Tally the lines in the listing below that include "game". Answer with the count and nothing more.

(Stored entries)
/---

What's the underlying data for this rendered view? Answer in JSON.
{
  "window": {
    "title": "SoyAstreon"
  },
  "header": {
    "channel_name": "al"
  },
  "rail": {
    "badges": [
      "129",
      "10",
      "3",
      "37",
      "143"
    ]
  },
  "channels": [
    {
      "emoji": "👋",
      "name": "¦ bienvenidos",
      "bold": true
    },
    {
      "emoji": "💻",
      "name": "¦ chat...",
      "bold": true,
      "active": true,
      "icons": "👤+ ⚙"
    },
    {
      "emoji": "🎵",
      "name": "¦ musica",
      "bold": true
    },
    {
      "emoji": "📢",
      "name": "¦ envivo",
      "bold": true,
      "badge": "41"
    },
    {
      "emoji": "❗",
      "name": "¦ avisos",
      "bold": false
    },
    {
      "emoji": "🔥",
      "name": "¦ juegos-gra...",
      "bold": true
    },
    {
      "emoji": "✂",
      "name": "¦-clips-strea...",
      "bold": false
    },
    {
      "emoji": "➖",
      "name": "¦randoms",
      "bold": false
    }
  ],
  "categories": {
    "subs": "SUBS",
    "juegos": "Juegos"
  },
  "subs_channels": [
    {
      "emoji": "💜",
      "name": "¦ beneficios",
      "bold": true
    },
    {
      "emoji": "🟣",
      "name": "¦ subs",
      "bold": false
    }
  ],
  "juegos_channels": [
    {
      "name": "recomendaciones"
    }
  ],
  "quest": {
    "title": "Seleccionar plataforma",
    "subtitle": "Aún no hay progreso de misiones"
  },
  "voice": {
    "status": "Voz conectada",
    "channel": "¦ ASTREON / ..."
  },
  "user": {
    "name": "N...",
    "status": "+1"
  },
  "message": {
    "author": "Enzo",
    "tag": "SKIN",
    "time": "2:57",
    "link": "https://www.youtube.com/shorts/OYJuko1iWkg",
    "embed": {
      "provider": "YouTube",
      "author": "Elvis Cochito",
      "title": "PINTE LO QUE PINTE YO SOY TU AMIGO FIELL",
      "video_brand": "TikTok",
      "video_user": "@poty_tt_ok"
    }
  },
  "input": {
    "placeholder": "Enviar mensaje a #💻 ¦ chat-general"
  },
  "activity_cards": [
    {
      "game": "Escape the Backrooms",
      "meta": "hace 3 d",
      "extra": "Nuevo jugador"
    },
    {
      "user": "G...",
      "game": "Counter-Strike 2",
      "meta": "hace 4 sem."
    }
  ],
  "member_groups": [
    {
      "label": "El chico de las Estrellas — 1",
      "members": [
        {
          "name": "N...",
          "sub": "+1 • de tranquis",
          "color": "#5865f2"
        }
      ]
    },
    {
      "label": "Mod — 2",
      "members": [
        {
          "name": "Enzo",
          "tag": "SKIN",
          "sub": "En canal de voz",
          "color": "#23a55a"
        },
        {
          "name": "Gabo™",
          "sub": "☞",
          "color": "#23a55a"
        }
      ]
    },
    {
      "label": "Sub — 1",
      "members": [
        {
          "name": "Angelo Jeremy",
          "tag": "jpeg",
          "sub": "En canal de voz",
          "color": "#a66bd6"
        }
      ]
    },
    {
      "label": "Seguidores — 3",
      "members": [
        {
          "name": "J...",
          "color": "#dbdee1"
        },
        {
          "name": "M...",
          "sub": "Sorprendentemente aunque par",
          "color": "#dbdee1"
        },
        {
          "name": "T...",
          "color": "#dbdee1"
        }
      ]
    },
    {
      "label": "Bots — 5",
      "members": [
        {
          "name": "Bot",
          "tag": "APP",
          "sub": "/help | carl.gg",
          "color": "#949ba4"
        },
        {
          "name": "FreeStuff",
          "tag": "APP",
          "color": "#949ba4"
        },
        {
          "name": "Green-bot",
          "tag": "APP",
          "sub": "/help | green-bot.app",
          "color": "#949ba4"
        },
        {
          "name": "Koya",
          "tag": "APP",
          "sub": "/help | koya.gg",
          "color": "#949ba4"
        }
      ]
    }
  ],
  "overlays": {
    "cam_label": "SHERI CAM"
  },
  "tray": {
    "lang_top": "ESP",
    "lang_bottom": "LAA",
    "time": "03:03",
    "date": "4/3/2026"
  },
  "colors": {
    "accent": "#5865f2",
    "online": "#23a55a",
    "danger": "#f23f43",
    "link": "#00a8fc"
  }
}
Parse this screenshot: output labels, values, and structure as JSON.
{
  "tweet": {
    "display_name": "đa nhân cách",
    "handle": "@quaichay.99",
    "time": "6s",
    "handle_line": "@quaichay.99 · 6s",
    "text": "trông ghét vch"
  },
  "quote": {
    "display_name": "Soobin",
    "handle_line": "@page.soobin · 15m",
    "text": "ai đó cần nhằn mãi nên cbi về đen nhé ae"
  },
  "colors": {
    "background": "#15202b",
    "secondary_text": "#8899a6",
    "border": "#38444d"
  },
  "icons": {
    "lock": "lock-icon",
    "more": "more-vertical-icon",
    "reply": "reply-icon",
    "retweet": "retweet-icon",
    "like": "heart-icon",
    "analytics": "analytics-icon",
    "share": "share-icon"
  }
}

\---

§ Complete output: 2